## Exercise directions
Please rewrite the data from its first line up to and including the line with "scan-edge-mark: [1194, 310, 1200, 322]", substituting "grade-blank" for "class-blank" and leaving everything else unchanged.
— Start —
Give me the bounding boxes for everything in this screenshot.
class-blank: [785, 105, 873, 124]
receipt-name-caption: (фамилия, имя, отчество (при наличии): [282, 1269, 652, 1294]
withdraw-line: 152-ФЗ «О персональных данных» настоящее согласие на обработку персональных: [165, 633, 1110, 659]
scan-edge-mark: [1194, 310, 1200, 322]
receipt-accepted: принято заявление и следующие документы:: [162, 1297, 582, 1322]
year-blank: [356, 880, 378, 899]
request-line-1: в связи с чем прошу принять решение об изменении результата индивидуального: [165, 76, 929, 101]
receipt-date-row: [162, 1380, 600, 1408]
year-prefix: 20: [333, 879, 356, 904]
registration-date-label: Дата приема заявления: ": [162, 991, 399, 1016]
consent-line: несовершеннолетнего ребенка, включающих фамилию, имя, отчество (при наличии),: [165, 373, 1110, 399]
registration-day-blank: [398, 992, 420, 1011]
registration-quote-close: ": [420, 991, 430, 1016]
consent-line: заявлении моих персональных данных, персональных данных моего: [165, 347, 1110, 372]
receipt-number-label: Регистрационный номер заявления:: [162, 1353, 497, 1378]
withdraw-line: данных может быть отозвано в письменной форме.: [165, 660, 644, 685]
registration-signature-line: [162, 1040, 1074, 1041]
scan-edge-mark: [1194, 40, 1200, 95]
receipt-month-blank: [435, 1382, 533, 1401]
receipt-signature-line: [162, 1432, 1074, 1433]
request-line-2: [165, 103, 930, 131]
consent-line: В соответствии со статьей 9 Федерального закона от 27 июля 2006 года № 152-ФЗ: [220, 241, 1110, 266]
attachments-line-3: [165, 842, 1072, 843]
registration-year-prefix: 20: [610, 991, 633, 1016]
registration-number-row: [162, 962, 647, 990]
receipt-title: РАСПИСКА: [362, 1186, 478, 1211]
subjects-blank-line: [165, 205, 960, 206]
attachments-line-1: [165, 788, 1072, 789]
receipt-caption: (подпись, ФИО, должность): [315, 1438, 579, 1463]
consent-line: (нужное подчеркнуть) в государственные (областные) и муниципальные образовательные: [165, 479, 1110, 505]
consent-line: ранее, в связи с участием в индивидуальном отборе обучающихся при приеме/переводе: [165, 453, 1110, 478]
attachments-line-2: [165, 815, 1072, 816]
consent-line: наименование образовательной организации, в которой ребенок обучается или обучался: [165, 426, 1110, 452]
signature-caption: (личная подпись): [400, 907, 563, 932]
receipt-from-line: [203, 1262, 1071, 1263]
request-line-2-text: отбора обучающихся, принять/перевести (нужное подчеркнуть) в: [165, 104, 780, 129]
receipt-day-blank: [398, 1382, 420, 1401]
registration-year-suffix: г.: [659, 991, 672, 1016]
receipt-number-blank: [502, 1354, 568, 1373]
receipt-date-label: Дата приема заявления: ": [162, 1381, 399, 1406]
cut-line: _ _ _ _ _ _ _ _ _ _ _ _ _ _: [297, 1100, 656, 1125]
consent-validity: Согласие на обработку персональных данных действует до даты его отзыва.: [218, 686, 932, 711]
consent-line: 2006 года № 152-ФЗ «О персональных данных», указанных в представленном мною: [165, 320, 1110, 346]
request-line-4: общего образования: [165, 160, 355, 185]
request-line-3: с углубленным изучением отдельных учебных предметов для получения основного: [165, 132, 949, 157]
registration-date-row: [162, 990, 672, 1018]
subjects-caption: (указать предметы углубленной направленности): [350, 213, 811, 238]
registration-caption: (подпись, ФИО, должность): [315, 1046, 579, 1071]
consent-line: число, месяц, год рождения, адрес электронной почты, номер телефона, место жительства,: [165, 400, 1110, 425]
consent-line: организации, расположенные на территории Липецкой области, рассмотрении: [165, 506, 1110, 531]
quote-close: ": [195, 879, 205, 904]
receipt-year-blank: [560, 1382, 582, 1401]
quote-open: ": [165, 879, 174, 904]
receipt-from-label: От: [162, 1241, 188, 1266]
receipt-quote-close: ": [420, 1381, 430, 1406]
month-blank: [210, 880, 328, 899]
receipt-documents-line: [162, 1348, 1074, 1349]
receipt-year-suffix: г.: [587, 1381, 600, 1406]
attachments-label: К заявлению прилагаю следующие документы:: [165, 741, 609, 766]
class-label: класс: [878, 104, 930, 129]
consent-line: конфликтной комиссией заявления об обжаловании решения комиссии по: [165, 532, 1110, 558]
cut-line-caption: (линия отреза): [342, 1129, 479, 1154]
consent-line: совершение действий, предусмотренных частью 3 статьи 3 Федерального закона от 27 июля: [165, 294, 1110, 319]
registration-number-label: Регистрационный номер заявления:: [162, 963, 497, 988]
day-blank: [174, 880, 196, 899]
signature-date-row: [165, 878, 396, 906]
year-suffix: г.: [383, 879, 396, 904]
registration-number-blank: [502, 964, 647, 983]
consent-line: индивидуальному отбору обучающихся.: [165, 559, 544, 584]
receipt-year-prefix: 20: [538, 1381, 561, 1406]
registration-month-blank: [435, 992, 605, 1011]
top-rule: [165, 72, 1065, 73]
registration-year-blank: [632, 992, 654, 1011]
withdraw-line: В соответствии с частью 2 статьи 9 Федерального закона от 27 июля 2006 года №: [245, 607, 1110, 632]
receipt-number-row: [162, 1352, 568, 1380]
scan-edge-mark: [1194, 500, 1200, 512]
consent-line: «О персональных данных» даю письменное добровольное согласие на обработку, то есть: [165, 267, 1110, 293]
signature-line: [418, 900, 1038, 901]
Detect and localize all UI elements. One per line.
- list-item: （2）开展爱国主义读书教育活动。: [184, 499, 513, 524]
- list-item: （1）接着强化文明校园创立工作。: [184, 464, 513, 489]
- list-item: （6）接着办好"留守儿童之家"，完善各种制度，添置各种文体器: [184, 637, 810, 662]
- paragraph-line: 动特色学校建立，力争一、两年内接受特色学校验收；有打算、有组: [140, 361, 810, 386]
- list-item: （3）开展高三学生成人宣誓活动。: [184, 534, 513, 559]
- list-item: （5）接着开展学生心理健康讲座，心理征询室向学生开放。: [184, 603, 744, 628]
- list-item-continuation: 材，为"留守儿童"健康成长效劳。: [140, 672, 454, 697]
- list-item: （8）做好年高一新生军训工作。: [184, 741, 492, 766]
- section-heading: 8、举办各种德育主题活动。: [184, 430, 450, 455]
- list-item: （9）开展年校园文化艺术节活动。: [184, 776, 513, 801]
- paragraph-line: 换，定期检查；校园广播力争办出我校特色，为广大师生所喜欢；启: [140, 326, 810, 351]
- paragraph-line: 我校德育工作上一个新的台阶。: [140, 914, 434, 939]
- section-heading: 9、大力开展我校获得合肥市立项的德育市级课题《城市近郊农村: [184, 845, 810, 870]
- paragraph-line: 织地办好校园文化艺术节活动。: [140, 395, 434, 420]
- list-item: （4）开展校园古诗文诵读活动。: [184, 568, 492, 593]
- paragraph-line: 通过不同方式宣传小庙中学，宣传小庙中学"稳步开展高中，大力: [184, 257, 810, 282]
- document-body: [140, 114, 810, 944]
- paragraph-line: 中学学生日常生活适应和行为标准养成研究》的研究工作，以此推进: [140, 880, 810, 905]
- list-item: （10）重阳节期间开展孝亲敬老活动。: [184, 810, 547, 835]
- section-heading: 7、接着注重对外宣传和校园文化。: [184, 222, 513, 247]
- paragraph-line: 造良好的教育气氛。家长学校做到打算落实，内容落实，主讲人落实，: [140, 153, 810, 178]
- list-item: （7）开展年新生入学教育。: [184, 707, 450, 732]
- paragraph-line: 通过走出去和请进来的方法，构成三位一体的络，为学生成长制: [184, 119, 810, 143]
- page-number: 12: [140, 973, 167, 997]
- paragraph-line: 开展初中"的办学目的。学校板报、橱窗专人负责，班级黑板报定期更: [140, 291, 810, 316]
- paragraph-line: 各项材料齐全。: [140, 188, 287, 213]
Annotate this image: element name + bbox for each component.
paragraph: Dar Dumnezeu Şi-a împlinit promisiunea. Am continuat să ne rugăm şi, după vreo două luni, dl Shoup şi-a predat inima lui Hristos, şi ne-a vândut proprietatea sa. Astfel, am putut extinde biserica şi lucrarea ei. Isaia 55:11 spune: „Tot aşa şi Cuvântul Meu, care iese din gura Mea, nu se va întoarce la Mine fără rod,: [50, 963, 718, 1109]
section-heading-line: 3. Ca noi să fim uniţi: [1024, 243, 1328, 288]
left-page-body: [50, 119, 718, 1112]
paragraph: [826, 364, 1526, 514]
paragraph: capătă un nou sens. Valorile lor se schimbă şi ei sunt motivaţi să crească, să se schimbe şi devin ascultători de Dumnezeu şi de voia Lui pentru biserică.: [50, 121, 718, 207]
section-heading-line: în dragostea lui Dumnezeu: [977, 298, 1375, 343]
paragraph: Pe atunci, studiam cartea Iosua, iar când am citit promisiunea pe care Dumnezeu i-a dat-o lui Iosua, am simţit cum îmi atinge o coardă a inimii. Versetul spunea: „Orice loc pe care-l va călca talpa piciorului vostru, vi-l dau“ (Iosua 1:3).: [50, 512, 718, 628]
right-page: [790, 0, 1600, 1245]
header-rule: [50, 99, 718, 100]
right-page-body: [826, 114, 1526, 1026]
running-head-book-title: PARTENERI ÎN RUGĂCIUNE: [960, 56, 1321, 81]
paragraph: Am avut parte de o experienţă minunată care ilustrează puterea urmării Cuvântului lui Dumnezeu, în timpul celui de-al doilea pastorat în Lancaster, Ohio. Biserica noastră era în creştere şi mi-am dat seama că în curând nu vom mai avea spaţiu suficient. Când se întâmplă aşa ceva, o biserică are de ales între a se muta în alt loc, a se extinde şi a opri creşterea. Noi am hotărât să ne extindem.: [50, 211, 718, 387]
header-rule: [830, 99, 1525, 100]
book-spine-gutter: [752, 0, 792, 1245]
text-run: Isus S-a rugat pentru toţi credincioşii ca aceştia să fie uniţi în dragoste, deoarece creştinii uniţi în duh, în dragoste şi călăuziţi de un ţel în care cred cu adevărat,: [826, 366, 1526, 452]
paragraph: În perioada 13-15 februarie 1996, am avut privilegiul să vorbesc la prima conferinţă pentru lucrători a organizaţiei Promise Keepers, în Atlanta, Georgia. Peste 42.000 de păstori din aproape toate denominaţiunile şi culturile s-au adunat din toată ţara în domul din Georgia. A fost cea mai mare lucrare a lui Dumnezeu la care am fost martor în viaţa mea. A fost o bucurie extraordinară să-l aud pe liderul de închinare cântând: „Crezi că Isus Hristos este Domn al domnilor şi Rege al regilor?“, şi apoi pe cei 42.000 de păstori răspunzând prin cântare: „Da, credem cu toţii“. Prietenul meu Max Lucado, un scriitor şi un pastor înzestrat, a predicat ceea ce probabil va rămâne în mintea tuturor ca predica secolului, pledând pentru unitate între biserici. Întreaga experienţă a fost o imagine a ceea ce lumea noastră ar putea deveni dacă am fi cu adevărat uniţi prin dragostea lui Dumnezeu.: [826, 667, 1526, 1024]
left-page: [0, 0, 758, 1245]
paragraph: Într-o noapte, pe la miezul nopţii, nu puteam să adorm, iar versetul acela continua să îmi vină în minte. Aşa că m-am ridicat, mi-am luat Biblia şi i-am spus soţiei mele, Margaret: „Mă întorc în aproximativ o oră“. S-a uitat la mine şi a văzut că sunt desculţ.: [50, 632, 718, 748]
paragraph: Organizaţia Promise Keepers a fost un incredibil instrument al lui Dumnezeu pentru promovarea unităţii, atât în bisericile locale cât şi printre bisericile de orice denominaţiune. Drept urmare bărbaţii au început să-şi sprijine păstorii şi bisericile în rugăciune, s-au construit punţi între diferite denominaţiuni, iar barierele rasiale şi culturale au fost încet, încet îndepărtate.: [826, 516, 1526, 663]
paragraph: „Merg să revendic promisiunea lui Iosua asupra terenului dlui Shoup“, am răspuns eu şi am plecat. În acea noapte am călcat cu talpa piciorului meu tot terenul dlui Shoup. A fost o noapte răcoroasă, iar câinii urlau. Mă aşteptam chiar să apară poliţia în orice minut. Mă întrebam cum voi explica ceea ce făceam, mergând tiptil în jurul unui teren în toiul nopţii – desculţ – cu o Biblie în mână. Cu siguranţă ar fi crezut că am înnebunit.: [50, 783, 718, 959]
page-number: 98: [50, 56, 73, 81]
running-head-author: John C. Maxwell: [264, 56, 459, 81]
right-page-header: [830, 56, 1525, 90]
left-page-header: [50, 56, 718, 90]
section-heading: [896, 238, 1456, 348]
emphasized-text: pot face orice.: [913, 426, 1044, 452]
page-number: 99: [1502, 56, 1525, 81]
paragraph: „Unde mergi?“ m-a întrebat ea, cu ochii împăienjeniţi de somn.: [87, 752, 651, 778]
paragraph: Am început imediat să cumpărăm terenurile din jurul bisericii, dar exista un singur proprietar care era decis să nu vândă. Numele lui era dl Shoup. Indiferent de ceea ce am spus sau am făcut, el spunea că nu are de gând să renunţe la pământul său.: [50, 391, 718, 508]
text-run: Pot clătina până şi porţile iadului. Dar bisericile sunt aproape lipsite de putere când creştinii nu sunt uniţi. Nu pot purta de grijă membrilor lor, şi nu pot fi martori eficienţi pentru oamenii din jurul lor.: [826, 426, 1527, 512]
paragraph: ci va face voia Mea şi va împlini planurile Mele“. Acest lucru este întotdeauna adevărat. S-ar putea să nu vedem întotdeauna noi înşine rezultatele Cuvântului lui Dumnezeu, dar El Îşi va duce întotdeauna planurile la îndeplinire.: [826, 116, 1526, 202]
— End —
## Answer to the problem
Give me the bounding boxes for everything in this screenshot.
grade-blank: [785, 105, 873, 124]
receipt-name-caption: (фамилия, имя, отчество (при наличии): [282, 1269, 652, 1294]
withdraw-line: 152-ФЗ «О персональных данных» настоящее согласие на обработку персональных: [165, 633, 1110, 659]
scan-edge-mark: [1194, 310, 1200, 322]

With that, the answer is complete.